TASK DESCRIPTION:
Write out exactly the lines from the one with "What data populates" through the last line. Pictures stay out.

[Stored data entries]
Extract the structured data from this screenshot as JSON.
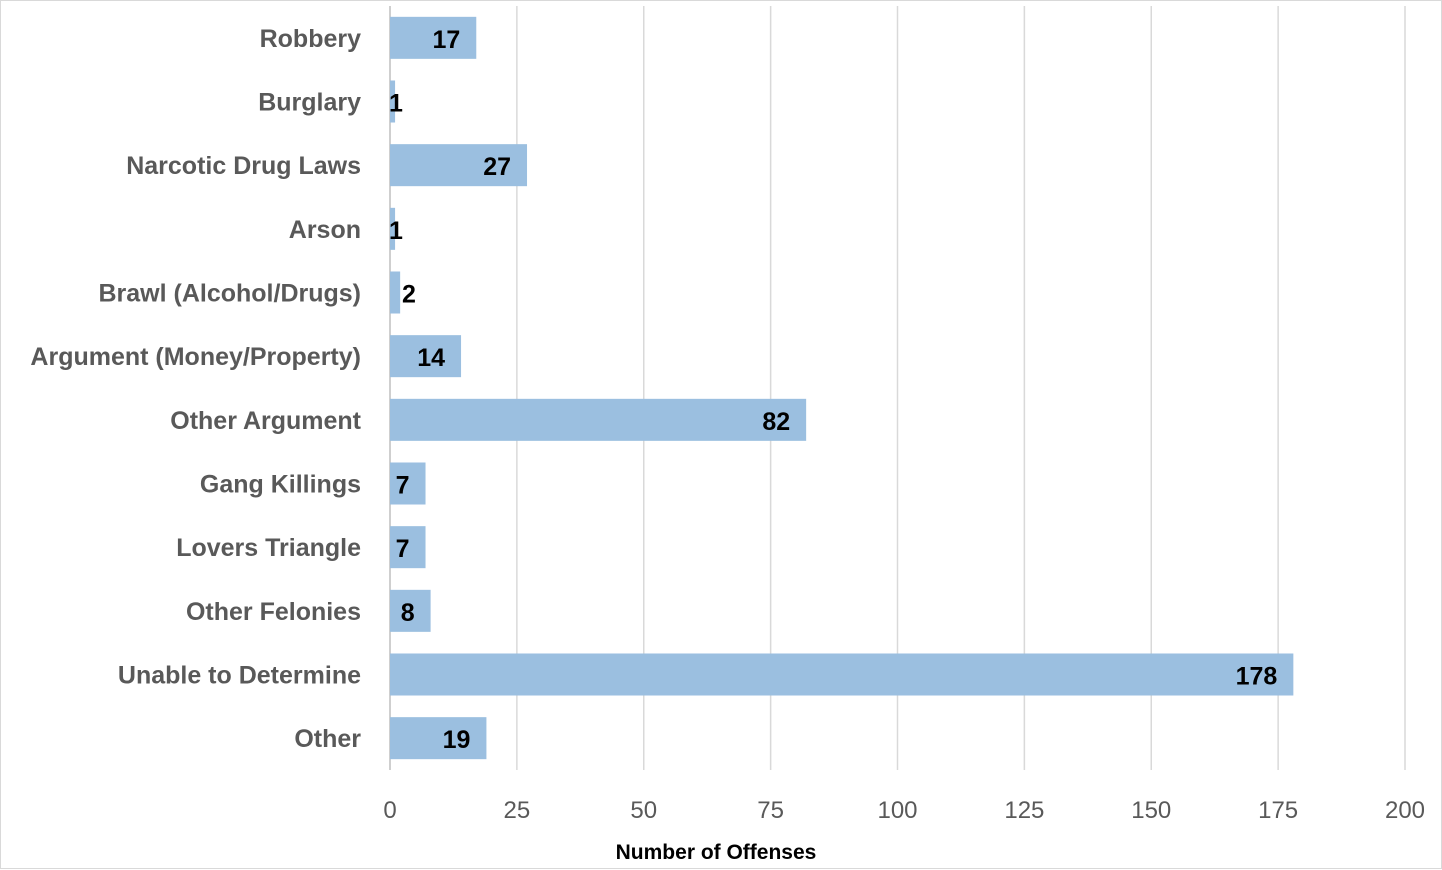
{
  "chart_data": {
    "type": "bar",
    "orientation": "horizontal",
    "categories": [
      "Robbery",
      "Burglary",
      "Narcotic Drug Laws",
      "Arson",
      "Brawl (Alcohol/Drugs)",
      "Argument (Money/Property)",
      "Other Argument",
      "Gang Killings",
      "Lovers Triangle",
      "Other Felonies",
      "Unable to Determine",
      "Other"
    ],
    "values": [
      17,
      1,
      27,
      1,
      2,
      14,
      82,
      7,
      7,
      8,
      178,
      19
    ],
    "xlabel": "Number of Offenses",
    "ylabel": "",
    "xlim": [
      0,
      200
    ],
    "xticks": [
      0,
      25,
      50,
      75,
      100,
      125,
      150,
      175,
      200
    ],
    "grid": true,
    "data_labels": true,
    "bar_color": "#9bbfe0",
    "gridline_color": "#d9d9d9",
    "label_color": "#595959"
  }
}
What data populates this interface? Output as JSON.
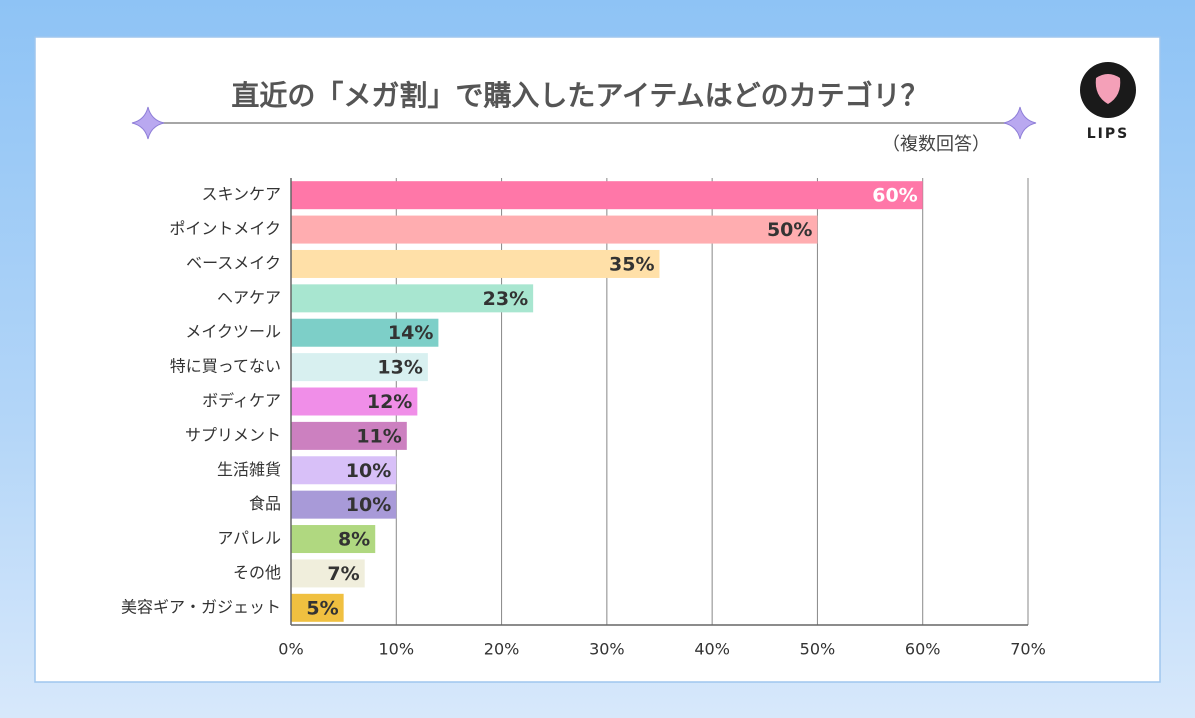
{
  "brand": "LIPS",
  "chart_data": {
    "type": "bar",
    "orientation": "horizontal",
    "title": "直近の「メガ割」で購入したアイテムはどのカテゴリ？",
    "subtitle": "（複数回答）",
    "categories": [
      "スキンケア",
      "ポイントメイク",
      "ベースメイク",
      "ヘアケア",
      "メイクツール",
      "特に買ってない",
      "ボディケア",
      "サプリメント",
      "生活雑貨",
      "食品",
      "アパレル",
      "その他",
      "美容ギア・ガジェット"
    ],
    "values": [
      60,
      50,
      35,
      23,
      14,
      13,
      12,
      11,
      10,
      10,
      8,
      7,
      5
    ],
    "value_labels": [
      "60%",
      "50%",
      "35%",
      "23%",
      "14%",
      "13%",
      "12%",
      "11%",
      "10%",
      "10%",
      "8%",
      "7%",
      "5%"
    ],
    "colors": [
      "#ff77a8",
      "#ffadb0",
      "#ffe0a8",
      "#a8e6d0",
      "#7dcfc8",
      "#d8f0f0",
      "#f08ee8",
      "#cc80c0",
      "#d8c0f8",
      "#a89ad8",
      "#b0d880",
      "#f0eedc",
      "#f0c040"
    ],
    "label_colors": [
      "#ffffff",
      "#333333",
      "#333333",
      "#333333",
      "#333333",
      "#333333",
      "#333333",
      "#333333",
      "#333333",
      "#333333",
      "#333333",
      "#333333",
      "#333333"
    ],
    "xlim": [
      0,
      70
    ],
    "xticks": [
      {
        "value": 0,
        "label": "0%"
      },
      {
        "value": 10,
        "label": "10%"
      },
      {
        "value": 20,
        "label": "20%"
      },
      {
        "value": 30,
        "label": "30%"
      },
      {
        "value": 40,
        "label": "40%"
      },
      {
        "value": 50,
        "label": "50%"
      },
      {
        "value": 60,
        "label": "60%"
      },
      {
        "value": 70,
        "label": "70%"
      }
    ],
    "grid": true
  }
}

ANSWER TO THIS EXERCISE:
What data populates this interface? Output as JSON.
{
  "brand": "LIPS",
  "chart_data": {
    "type": "bar",
    "orientation": "horizontal",
    "title": "直近の「メガ割」で購入したアイテムはどのカテゴリ？",
    "subtitle": "（複数回答）",
    "categories": [
      "スキンケア",
      "ポイントメイク",
      "ベースメイク",
      "ヘアケア",
      "メイクツール",
      "特に買ってない",
      "ボディケア",
      "サプリメント",
      "生活雑貨",
      "食品",
      "アパレル",
      "その他",
      "美容ギア・ガジェット"
    ],
    "values": [
      60,
      50,
      35,
      23,
      14,
      13,
      12,
      11,
      10,
      10,
      8,
      7,
      5
    ],
    "value_labels": [
      "60%",
      "50%",
      "35%",
      "23%",
      "14%",
      "13%",
      "12%",
      "11%",
      "10%",
      "10%",
      "8%",
      "7%",
      "5%"
    ],
    "colors": [
      "#ff77a8",
      "#ffadb0",
      "#ffe0a8",
      "#a8e6d0",
      "#7dcfc8",
      "#d8f0f0",
      "#f08ee8",
      "#cc80c0",
      "#d8c0f8",
      "#a89ad8",
      "#b0d880",
      "#f0eedc",
      "#f0c040"
    ],
    "label_colors": [
      "#ffffff",
      "#333333",
      "#333333",
      "#333333",
      "#333333",
      "#333333",
      "#333333",
      "#333333",
      "#333333",
      "#333333",
      "#333333",
      "#333333",
      "#333333"
    ],
    "xlim": [
      0,
      70
    ],
    "xticks": [
      {
        "value": 0,
        "label": "0%"
      },
      {
        "value": 10,
        "label": "10%"
      },
      {
        "value": 20,
        "label": "20%"
      },
      {
        "value": 30,
        "label": "30%"
      },
      {
        "value": 40,
        "label": "40%"
      },
      {
        "value": 50,
        "label": "50%"
      },
      {
        "value": 60,
        "label": "60%"
      },
      {
        "value": 70,
        "label": "70%"
      }
    ],
    "grid": true
  }
}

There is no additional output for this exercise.